:: Given instruction ::
Write out every entry precisely as given, leaving the pictures out.

:: Dataset records ::
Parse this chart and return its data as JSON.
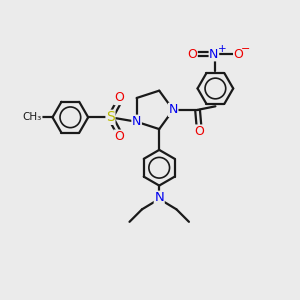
{
  "bg_color": "#ebebeb",
  "bond_color": "#1a1a1a",
  "bond_width": 1.6,
  "atom_colors": {
    "N": "#0000ee",
    "O": "#ee0000",
    "S": "#bbbb00",
    "C": "#1a1a1a"
  },
  "font_size_atom": 8.5,
  "font_size_small": 7.0,
  "figsize": [
    3.0,
    3.0
  ],
  "dpi": 100
}
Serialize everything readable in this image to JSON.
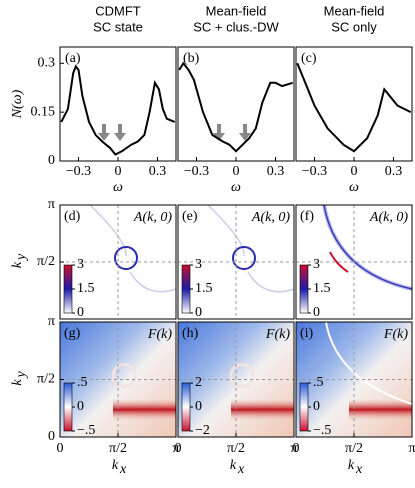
{
  "chart_data": [
    {
      "type": "line",
      "header": [
        "CDMFT",
        "SC state"
      ],
      "panel": "(a)",
      "ylabel": "N(ω)",
      "xlabel": "ω",
      "x": [
        -0.43,
        -0.38,
        -0.34,
        -0.32,
        -0.3,
        -0.27,
        -0.22,
        -0.17,
        -0.12,
        -0.06,
        -0.02,
        0.03,
        0.1,
        0.15,
        0.2,
        0.24,
        0.28,
        0.31,
        0.34,
        0.37,
        0.43
      ],
      "values": [
        0.12,
        0.16,
        0.27,
        0.29,
        0.28,
        0.2,
        0.12,
        0.08,
        0.06,
        0.04,
        0.02,
        0.03,
        0.05,
        0.06,
        0.08,
        0.15,
        0.24,
        0.22,
        0.16,
        0.13,
        0.12
      ],
      "color": "#000000",
      "xlim": [
        -0.44,
        0.44
      ],
      "ylim": [
        0,
        0.35
      ],
      "xticks": [
        {
          "value": -0.3,
          "label": "−0.3"
        },
        0,
        0.3
      ],
      "yticks": [
        0,
        0.15,
        0.3
      ]
    },
    {
      "type": "line",
      "header": [
        "Mean-field",
        "SC + clus.-DW"
      ],
      "panel": "(b)",
      "xlabel": "ω",
      "x": [
        -0.43,
        -0.4,
        -0.36,
        -0.32,
        -0.25,
        -0.18,
        -0.1,
        -0.05,
        0,
        0.05,
        0.1,
        0.15,
        0.2,
        0.26,
        0.3,
        0.35,
        0.43
      ],
      "values": [
        0.28,
        0.3,
        0.28,
        0.25,
        0.15,
        0.08,
        0.06,
        0.05,
        0.03,
        0.05,
        0.07,
        0.1,
        0.18,
        0.24,
        0.24,
        0.23,
        0.24
      ],
      "color": "#000000",
      "xlim": [
        -0.44,
        0.44
      ],
      "ylim": [
        0,
        0.35
      ],
      "xticks": [
        {
          "value": -0.3,
          "label": "−0.3"
        },
        0,
        0.3
      ]
    },
    {
      "type": "line",
      "header": [
        "Mean-field",
        "SC only"
      ],
      "panel": "(c)",
      "xlabel": "ω",
      "x": [
        -0.43,
        -0.39,
        -0.35,
        -0.3,
        -0.2,
        -0.08,
        0,
        0.1,
        0.18,
        0.23,
        0.27,
        0.33,
        0.43
      ],
      "values": [
        0.3,
        0.26,
        0.22,
        0.17,
        0.1,
        0.05,
        0.03,
        0.07,
        0.14,
        0.22,
        0.2,
        0.17,
        0.15
      ],
      "color": "#000000",
      "xlim": [
        -0.44,
        0.44
      ],
      "ylim": [
        0,
        0.35
      ],
      "xticks": [
        {
          "value": -0.3,
          "label": "−0.3"
        },
        0,
        0.3
      ]
    },
    {
      "type": "heatmap",
      "panel": "(d)",
      "title": "A(k, 0)",
      "ylabel": "k",
      "ylabel_sub": "y",
      "xlim": [
        0,
        3.1416
      ],
      "ylim": [
        0,
        3.1416
      ],
      "yticks": [
        {
          "value": 1.5708,
          "label": "π/2"
        },
        {
          "value": 3.1416,
          "label": "π"
        }
      ],
      "colorbar": {
        "clim": [
          0,
          3
        ],
        "ticks": [
          0,
          1.5,
          3
        ],
        "colors": [
          "#ffffff",
          "#1c1ca8",
          "#c8102e"
        ]
      }
    },
    {
      "type": "heatmap",
      "panel": "(e)",
      "title": "A(k, 0)",
      "xlim": [
        0,
        3.1416
      ],
      "ylim": [
        0,
        3.1416
      ],
      "colorbar": {
        "clim": [
          0,
          3
        ],
        "ticks": [
          0,
          1.5,
          3
        ],
        "colors": [
          "#ffffff",
          "#1c1ca8",
          "#c8102e"
        ]
      }
    },
    {
      "type": "heatmap",
      "panel": "(f)",
      "title": "A(k, 0)",
      "xlim": [
        0,
        3.1416
      ],
      "ylim": [
        0,
        3.1416
      ],
      "colorbar": {
        "clim": [
          0,
          3
        ],
        "ticks": [
          0,
          1.5,
          3
        ],
        "colors": [
          "#ffffff",
          "#1c1ca8",
          "#c8102e"
        ]
      }
    },
    {
      "type": "heatmap",
      "panel": "(g)",
      "title": "F(k)",
      "ylabel": "k",
      "ylabel_sub": "y",
      "xlabel": "k",
      "xlabel_sub": "x",
      "xlim": [
        0,
        3.1416
      ],
      "ylim": [
        0,
        3.1416
      ],
      "xticks": [
        0,
        {
          "value": 1.5708,
          "label": "π/2"
        },
        {
          "value": 3.1416,
          "label": "π"
        }
      ],
      "yticks": [
        0,
        {
          "value": 1.5708,
          "label": "π/2"
        },
        {
          "value": 3.1416,
          "label": "π"
        }
      ],
      "colorbar": {
        "clim": [
          -0.5,
          0.5
        ],
        "ticks": [
          {
            "value": -0.5,
            "label": "−.5"
          },
          0,
          {
            "value": 0.5,
            "label": ".5"
          }
        ],
        "colors": [
          "#c8102e",
          "#ffffff",
          "#2a5bd7"
        ]
      }
    },
    {
      "type": "heatmap",
      "panel": "(h)",
      "title": "F(k)",
      "xlabel": "k",
      "xlabel_sub": "x",
      "xlim": [
        0,
        3.1416
      ],
      "ylim": [
        0,
        3.1416
      ],
      "xticks": [
        0,
        {
          "value": 1.5708,
          "label": "π/2"
        },
        {
          "value": 3.1416,
          "label": "π"
        }
      ],
      "colorbar": {
        "clim": [
          -2,
          2
        ],
        "ticks": [
          {
            "value": -2,
            "label": "−2"
          },
          0,
          2
        ],
        "colors": [
          "#c8102e",
          "#ffffff",
          "#2a5bd7"
        ]
      }
    },
    {
      "type": "heatmap",
      "panel": "(i)",
      "title": "F(k)",
      "xlabel": "k",
      "xlabel_sub": "x",
      "xlim": [
        0,
        3.1416
      ],
      "ylim": [
        0,
        3.1416
      ],
      "xticks": [
        0,
        {
          "value": 1.5708,
          "label": "π/2"
        },
        {
          "value": 3.1416,
          "label": "π"
        }
      ],
      "colorbar": {
        "clim": [
          -0.5,
          0.5
        ],
        "ticks": [
          {
            "value": -0.5,
            "label": "−.5"
          },
          0,
          {
            "value": 0.5,
            "label": ".5"
          }
        ],
        "colors": [
          "#c8102e",
          "#ffffff",
          "#2a5bd7"
        ]
      }
    }
  ]
}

:: Answer to this exercise ::
Parse this chart and return its data as JSON.
{
  "bg_color": "#ebebeb",
  "bond_color": "#1a1a1a",
  "bond_width": 1.6,
  "atom_colors": {
    "N": "#0000ee",
    "O": "#ee0000",
    "S": "#bbbb00",
    "C": "#1a1a1a"
  },
  "font_size_atom": 8.5,
  "font_size_small": 7.0,
  "figsize": [
    3.0,
    3.0
  ],
  "dpi": 100
}
Serialize everything readable in this image to JSON.
{
  "chart_data": [
    {
      "type": "line",
      "header": [
        "CDMFT",
        "SC state"
      ],
      "panel": "(a)",
      "ylabel": "N(ω)",
      "xlabel": "ω",
      "x": [
        -0.43,
        -0.38,
        -0.34,
        -0.32,
        -0.3,
        -0.27,
        -0.22,
        -0.17,
        -0.12,
        -0.06,
        -0.02,
        0.03,
        0.1,
        0.15,
        0.2,
        0.24,
        0.28,
        0.31,
        0.34,
        0.37,
        0.43
      ],
      "values": [
        0.12,
        0.16,
        0.27,
        0.29,
        0.28,
        0.2,
        0.12,
        0.08,
        0.06,
        0.04,
        0.02,
        0.03,
        0.05,
        0.06,
        0.08,
        0.15,
        0.24,
        0.22,
        0.16,
        0.13,
        0.12
      ],
      "color": "#000000",
      "xlim": [
        -0.44,
        0.44
      ],
      "ylim": [
        0,
        0.35
      ],
      "xticks": [
        {
          "value": -0.3,
          "label": "−0.3"
        },
        0,
        0.3
      ],
      "yticks": [
        0,
        0.15,
        0.3
      ]
    },
    {
      "type": "line",
      "header": [
        "Mean-field",
        "SC + clus.-DW"
      ],
      "panel": "(b)",
      "xlabel": "ω",
      "x": [
        -0.43,
        -0.4,
        -0.36,
        -0.32,
        -0.25,
        -0.18,
        -0.1,
        -0.05,
        0,
        0.05,
        0.1,
        0.15,
        0.2,
        0.26,
        0.3,
        0.35,
        0.43
      ],
      "values": [
        0.28,
        0.3,
        0.28,
        0.25,
        0.15,
        0.08,
        0.06,
        0.05,
        0.03,
        0.05,
        0.07,
        0.1,
        0.18,
        0.24,
        0.24,
        0.23,
        0.24
      ],
      "color": "#000000",
      "xlim": [
        -0.44,
        0.44
      ],
      "ylim": [
        0,
        0.35
      ],
      "xticks": [
        {
          "value": -0.3,
          "label": "−0.3"
        },
        0,
        0.3
      ]
    },
    {
      "type": "line",
      "header": [
        "Mean-field",
        "SC only"
      ],
      "panel": "(c)",
      "xlabel": "ω",
      "x": [
        -0.43,
        -0.39,
        -0.35,
        -0.3,
        -0.2,
        -0.08,
        0,
        0.1,
        0.18,
        0.23,
        0.27,
        0.33,
        0.43
      ],
      "values": [
        0.3,
        0.26,
        0.22,
        0.17,
        0.1,
        0.05,
        0.03,
        0.07,
        0.14,
        0.22,
        0.2,
        0.17,
        0.15
      ],
      "color": "#000000",
      "xlim": [
        -0.44,
        0.44
      ],
      "ylim": [
        0,
        0.35
      ],
      "xticks": [
        {
          "value": -0.3,
          "label": "−0.3"
        },
        0,
        0.3
      ]
    },
    {
      "type": "heatmap",
      "panel": "(d)",
      "title": "A(k, 0)",
      "ylabel": "k",
      "ylabel_sub": "y",
      "xlim": [
        0,
        3.1416
      ],
      "ylim": [
        0,
        3.1416
      ],
      "yticks": [
        {
          "value": 1.5708,
          "label": "π/2"
        },
        {
          "value": 3.1416,
          "label": "π"
        }
      ],
      "colorbar": {
        "clim": [
          0,
          3
        ],
        "ticks": [
          0,
          1.5,
          3
        ],
        "colors": [
          "#ffffff",
          "#1c1ca8",
          "#c8102e"
        ]
      }
    },
    {
      "type": "heatmap",
      "panel": "(e)",
      "title": "A(k, 0)",
      "xlim": [
        0,
        3.1416
      ],
      "ylim": [
        0,
        3.1416
      ],
      "colorbar": {
        "clim": [
          0,
          3
        ],
        "ticks": [
          0,
          1.5,
          3
        ],
        "colors": [
          "#ffffff",
          "#1c1ca8",
          "#c8102e"
        ]
      }
    },
    {
      "type": "heatmap",
      "panel": "(f)",
      "title": "A(k, 0)",
      "xlim": [
        0,
        3.1416
      ],
      "ylim": [
        0,
        3.1416
      ],
      "colorbar": {
        "clim": [
          0,
          3
        ],
        "ticks": [
          0,
          1.5,
          3
        ],
        "colors": [
          "#ffffff",
          "#1c1ca8",
          "#c8102e"
        ]
      }
    },
    {
      "type": "heatmap",
      "panel": "(g)",
      "title": "F(k)",
      "ylabel": "k",
      "ylabel_sub": "y",
      "xlabel": "k",
      "xlabel_sub": "x",
      "xlim": [
        0,
        3.1416
      ],
      "ylim": [
        0,
        3.1416
      ],
      "xticks": [
        0,
        {
          "value": 1.5708,
          "label": "π/2"
        },
        {
          "value": 3.1416,
          "label": "π"
        }
      ],
      "yticks": [
        0,
        {
          "value": 1.5708,
          "label": "π/2"
        },
        {
          "value": 3.1416,
          "label": "π"
        }
      ],
      "colorbar": {
        "clim": [
          -0.5,
          0.5
        ],
        "ticks": [
          {
            "value": -0.5,
            "label": "−.5"
          },
          0,
          {
            "value": 0.5,
            "label": ".5"
          }
        ],
        "colors": [
          "#c8102e",
          "#ffffff",
          "#2a5bd7"
        ]
      }
    },
    {
      "type": "heatmap",
      "panel": "(h)",
      "title": "F(k)",
      "xlabel": "k",
      "xlabel_sub": "x",
      "xlim": [
        0,
        3.1416
      ],
      "ylim": [
        0,
        3.1416
      ],
      "xticks": [
        0,
        {
          "value": 1.5708,
          "label": "π/2"
        },
        {
          "value": 3.1416,
          "label": "π"
        }
      ],
      "colorbar": {
        "clim": [
          -2,
          2
        ],
        "ticks": [
          {
            "value": -2,
            "label": "−2"
          },
          0,
          2
        ],
        "colors": [
          "#c8102e",
          "#ffffff",
          "#2a5bd7"
        ]
      }
    },
    {
      "type": "heatmap",
      "panel": "(i)",
      "title": "F(k)",
      "xlabel": "k",
      "xlabel_sub": "x",
      "xlim": [
        0,
        3.1416
      ],
      "ylim": [
        0,
        3.1416
      ],
      "xticks": [
        0,
        {
          "value": 1.5708,
          "label": "π/2"
        },
        {
          "value": 3.1416,
          "label": "π"
        }
      ],
      "colorbar": {
        "clim": [
          -0.5,
          0.5
        ],
        "ticks": [
          {
            "value": -0.5,
            "label": "−.5"
          },
          0,
          {
            "value": 0.5,
            "label": ".5"
          }
        ],
        "colors": [
          "#c8102e",
          "#ffffff",
          "#2a5bd7"
        ]
      }
    }
  ]
}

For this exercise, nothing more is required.